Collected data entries
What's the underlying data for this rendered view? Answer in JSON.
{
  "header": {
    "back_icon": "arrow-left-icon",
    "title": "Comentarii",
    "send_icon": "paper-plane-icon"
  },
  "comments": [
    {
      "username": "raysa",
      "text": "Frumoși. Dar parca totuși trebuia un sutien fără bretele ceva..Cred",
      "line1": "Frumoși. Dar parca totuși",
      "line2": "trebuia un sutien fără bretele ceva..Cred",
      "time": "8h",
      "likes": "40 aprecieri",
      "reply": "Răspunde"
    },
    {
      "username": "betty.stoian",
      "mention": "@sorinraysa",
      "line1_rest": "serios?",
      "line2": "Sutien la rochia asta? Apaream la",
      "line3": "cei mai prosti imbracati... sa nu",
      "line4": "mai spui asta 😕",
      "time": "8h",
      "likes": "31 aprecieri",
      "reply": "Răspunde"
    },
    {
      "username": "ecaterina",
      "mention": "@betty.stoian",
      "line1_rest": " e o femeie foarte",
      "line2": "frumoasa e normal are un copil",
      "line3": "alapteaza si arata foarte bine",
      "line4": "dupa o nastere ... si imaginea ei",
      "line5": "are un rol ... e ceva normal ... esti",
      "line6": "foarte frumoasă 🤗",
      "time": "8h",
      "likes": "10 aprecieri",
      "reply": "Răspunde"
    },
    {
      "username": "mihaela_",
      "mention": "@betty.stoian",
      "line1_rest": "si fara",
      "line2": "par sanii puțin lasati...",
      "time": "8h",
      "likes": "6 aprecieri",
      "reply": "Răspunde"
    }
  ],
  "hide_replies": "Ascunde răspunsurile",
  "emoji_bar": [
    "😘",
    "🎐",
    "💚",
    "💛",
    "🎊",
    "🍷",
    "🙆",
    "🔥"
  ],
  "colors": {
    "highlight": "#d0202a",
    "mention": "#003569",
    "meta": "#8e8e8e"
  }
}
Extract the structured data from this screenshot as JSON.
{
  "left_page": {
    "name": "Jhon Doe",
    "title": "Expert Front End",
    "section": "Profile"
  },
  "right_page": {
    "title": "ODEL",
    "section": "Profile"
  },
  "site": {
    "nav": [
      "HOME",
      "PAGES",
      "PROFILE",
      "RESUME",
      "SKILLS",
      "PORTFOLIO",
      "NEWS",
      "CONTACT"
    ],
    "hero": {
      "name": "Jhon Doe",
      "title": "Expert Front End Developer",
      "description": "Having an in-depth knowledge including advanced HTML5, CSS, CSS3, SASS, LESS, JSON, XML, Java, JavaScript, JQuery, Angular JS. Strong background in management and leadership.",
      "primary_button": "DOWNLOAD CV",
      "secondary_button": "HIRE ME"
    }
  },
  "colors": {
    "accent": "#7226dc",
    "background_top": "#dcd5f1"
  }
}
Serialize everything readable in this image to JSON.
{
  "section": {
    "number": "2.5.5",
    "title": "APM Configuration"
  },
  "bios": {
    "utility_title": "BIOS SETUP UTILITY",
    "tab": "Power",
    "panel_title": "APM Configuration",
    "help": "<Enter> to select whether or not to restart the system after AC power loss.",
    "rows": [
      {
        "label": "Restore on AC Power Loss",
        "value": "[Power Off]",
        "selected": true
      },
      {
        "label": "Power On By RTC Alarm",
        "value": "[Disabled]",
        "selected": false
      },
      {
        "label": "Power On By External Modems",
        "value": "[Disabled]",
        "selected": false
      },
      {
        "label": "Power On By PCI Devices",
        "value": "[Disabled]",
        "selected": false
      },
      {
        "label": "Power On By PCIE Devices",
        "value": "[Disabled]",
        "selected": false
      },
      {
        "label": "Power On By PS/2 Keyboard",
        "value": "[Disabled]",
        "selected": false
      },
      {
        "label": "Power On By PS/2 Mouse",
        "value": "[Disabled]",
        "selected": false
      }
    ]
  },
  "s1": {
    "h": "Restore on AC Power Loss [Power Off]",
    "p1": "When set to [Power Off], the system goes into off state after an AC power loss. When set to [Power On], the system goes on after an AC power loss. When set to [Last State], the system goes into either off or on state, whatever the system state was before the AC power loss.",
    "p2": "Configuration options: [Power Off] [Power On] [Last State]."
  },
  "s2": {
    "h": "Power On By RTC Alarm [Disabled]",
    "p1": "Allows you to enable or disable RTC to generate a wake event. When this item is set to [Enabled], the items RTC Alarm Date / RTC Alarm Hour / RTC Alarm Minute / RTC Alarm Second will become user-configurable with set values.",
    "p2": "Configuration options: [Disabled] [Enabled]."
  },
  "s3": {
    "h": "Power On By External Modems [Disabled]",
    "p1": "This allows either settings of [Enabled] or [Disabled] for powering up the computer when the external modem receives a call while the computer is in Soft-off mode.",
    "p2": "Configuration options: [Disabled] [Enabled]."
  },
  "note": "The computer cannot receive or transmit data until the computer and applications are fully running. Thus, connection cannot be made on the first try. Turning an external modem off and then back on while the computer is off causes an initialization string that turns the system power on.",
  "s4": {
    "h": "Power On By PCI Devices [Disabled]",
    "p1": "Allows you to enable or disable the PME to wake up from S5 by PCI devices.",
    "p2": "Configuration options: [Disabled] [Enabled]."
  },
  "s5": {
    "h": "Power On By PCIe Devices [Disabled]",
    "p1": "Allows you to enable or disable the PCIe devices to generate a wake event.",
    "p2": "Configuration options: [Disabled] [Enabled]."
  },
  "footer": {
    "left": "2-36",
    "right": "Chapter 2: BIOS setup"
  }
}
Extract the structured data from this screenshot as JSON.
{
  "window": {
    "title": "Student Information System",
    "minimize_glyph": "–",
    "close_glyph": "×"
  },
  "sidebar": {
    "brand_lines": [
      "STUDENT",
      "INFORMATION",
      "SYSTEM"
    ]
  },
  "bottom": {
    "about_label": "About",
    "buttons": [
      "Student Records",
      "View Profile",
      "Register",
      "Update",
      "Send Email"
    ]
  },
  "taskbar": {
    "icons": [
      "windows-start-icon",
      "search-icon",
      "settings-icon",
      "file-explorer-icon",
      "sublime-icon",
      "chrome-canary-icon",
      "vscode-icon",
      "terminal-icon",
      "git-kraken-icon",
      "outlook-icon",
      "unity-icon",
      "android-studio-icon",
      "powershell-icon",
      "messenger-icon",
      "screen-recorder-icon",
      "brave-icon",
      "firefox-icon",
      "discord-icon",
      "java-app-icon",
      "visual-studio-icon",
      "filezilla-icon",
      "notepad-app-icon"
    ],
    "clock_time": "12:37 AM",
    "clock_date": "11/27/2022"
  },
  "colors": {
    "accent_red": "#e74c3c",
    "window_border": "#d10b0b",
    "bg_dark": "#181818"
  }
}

Directions for this task
Go through the listing above and locate each line that holds the word "foarte". Copy those lines.

Full output
      "line1_rest": " e o femeie foarte",
      "line3": "alapteaza si arata foarte bine",
      "line6": "foarte frumoasă 🤗",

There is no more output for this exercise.